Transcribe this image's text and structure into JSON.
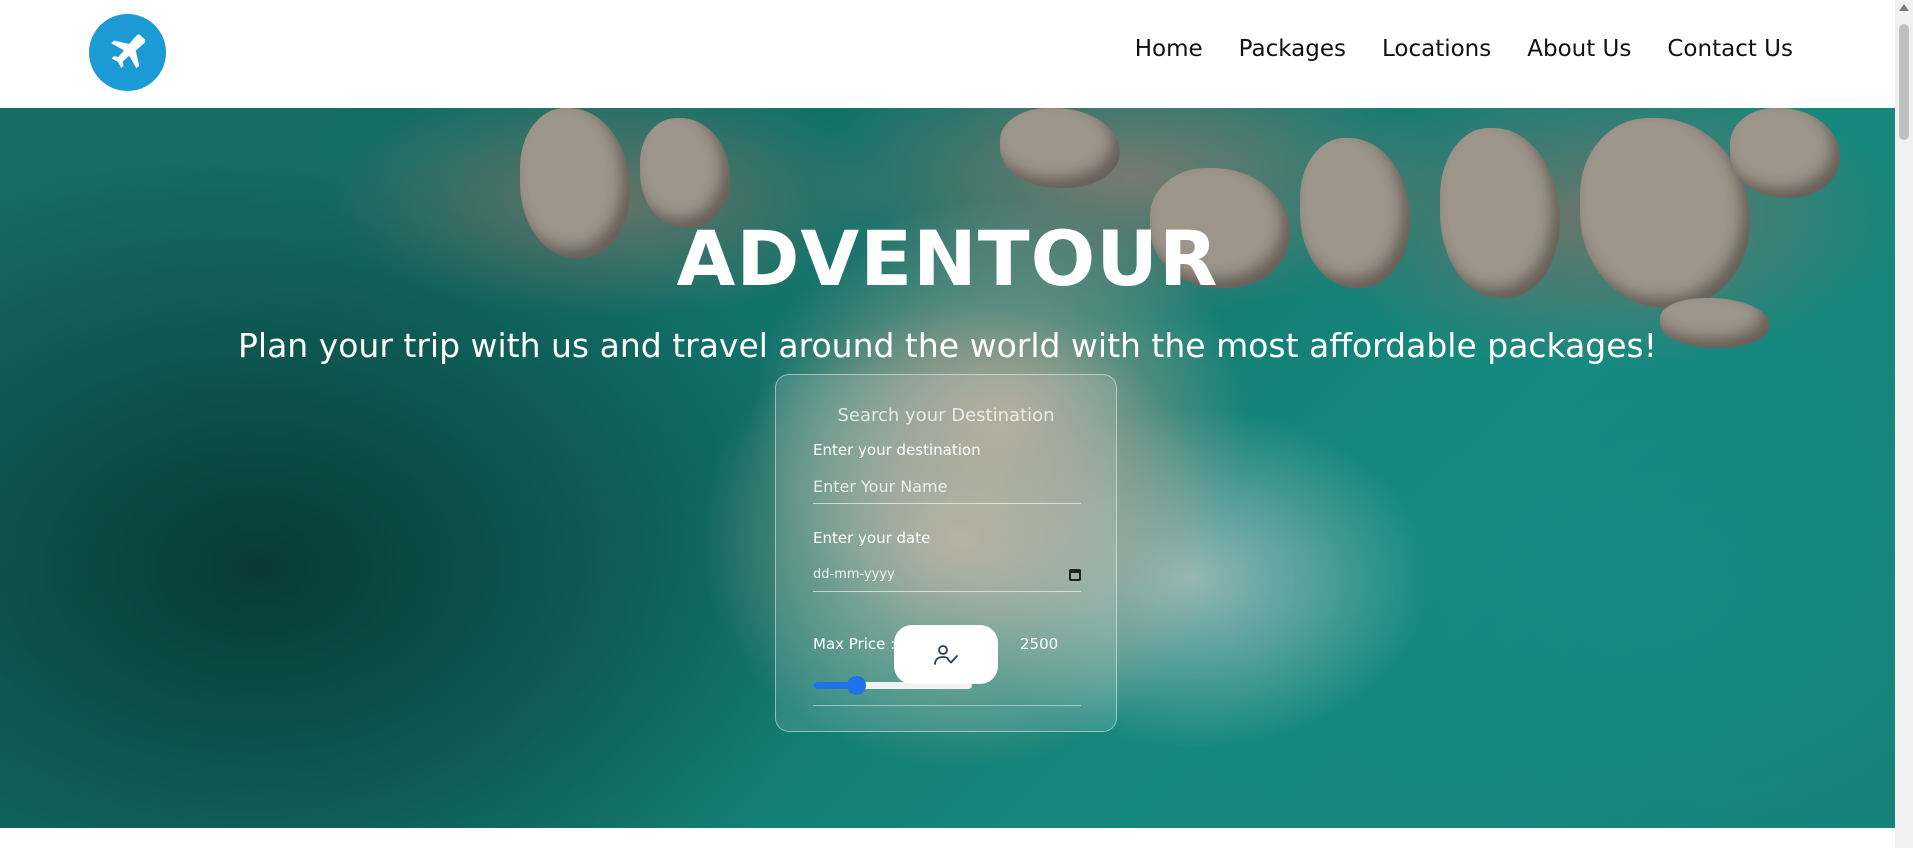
{
  "nav": {
    "logo_icon": "airplane-icon",
    "links": [
      "Home",
      "Packages",
      "Locations",
      "About Us",
      "Contact Us"
    ]
  },
  "hero": {
    "title": "ADVENTOUR",
    "subtitle": "Plan your trip with us and travel around the world with the most affordable packages!"
  },
  "search": {
    "heading": "Search your Destination",
    "destination_label": "Enter your destination",
    "destination_placeholder": "Enter Your Name",
    "destination_value": "",
    "date_label": "Enter your date",
    "date_placeholder": "dd-mm-yyyy",
    "price_label": "Max Price :",
    "price_value": "2500",
    "price_slider_fraction": 0.27,
    "submit_icon": "user-check-icon"
  },
  "colors": {
    "accent": "#1f73ea",
    "logo_bg": "#1c9ad6"
  }
}
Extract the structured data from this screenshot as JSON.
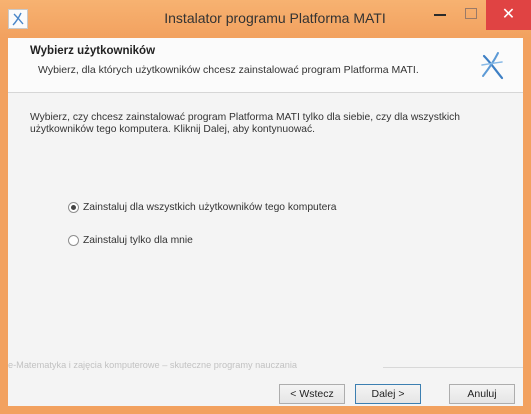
{
  "window": {
    "title": "Instalator programu Platforma MATI",
    "close_glyph": "✕",
    "icons": {
      "app": "app-logo-icon",
      "minimize": "minimize-icon",
      "maximize": "maximize-icon",
      "close": "close-icon"
    },
    "accent_color": "#f2a15f",
    "close_color": "#e04343"
  },
  "header": {
    "title": "Wybierz użytkowników",
    "subtitle": "Wybierz, dla których użytkowników chcesz zainstalować program Platforma MATI.",
    "logo_icon": "mati-logo-icon"
  },
  "body": {
    "description": "Wybierz, czy chcesz zainstalować program Platforma MATI tylko dla siebie, czy dla wszystkich użytkowników tego komputera. Kliknij Dalej, aby kontynuować.",
    "options": [
      {
        "label": "Zainstaluj dla wszystkich użytkowników tego komputera",
        "selected": true
      },
      {
        "label": "Zainstaluj tylko dla mnie",
        "selected": false
      }
    ]
  },
  "footer": {
    "brand_text": "e-Matematyka i zajęcia komputerowe – skuteczne programy nauczania",
    "buttons": {
      "back": "< Wstecz",
      "next": "Dalej >",
      "cancel": "Anuluj"
    }
  }
}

- **PROBLEM STATEMENT**: Repeat the records word for word. Any picture in them should be left out.

- **OUTPUT FOR THIS TASK**:
Transcribe this image's text and structure into JSON.
{
  "nav": {
    "logo_icon": "airplane-icon",
    "links": [
      "Home",
      "Packages",
      "Locations",
      "About Us",
      "Contact Us"
    ]
  },
  "hero": {
    "title": "ADVENTOUR",
    "subtitle": "Plan your trip with us and travel around the world with the most affordable packages!"
  },
  "search": {
    "heading": "Search your Destination",
    "destination_label": "Enter your destination",
    "destination_placeholder": "Enter Your Name",
    "destination_value": "",
    "date_label": "Enter your date",
    "date_placeholder": "dd-mm-yyyy",
    "price_label": "Max Price :",
    "price_value": "2500",
    "price_slider_fraction": 0.27,
    "submit_icon": "user-check-icon"
  },
  "colors": {
    "accent": "#1f73ea",
    "logo_bg": "#1c9ad6"
  }
}
Extract the structured data from this screenshot as JSON.
{
  "window": {
    "title": "Instalator programu Platforma MATI",
    "close_glyph": "✕",
    "icons": {
      "app": "app-logo-icon",
      "minimize": "minimize-icon",
      "maximize": "maximize-icon",
      "close": "close-icon"
    },
    "accent_color": "#f2a15f",
    "close_color": "#e04343"
  },
  "header": {
    "title": "Wybierz użytkowników",
    "subtitle": "Wybierz, dla których użytkowników chcesz zainstalować program Platforma MATI.",
    "logo_icon": "mati-logo-icon"
  },
  "body": {
    "description": "Wybierz, czy chcesz zainstalować program Platforma MATI tylko dla siebie, czy dla wszystkich użytkowników tego komputera. Kliknij Dalej, aby kontynuować.",
    "options": [
      {
        "label": "Zainstaluj dla wszystkich użytkowników tego komputera",
        "selected": true
      },
      {
        "label": "Zainstaluj tylko dla mnie",
        "selected": false
      }
    ]
  },
  "footer": {
    "brand_text": "e-Matematyka i zajęcia komputerowe – skuteczne programy nauczania",
    "buttons": {
      "back": "< Wstecz",
      "next": "Dalej >",
      "cancel": "Anuluj"
    }
  }
}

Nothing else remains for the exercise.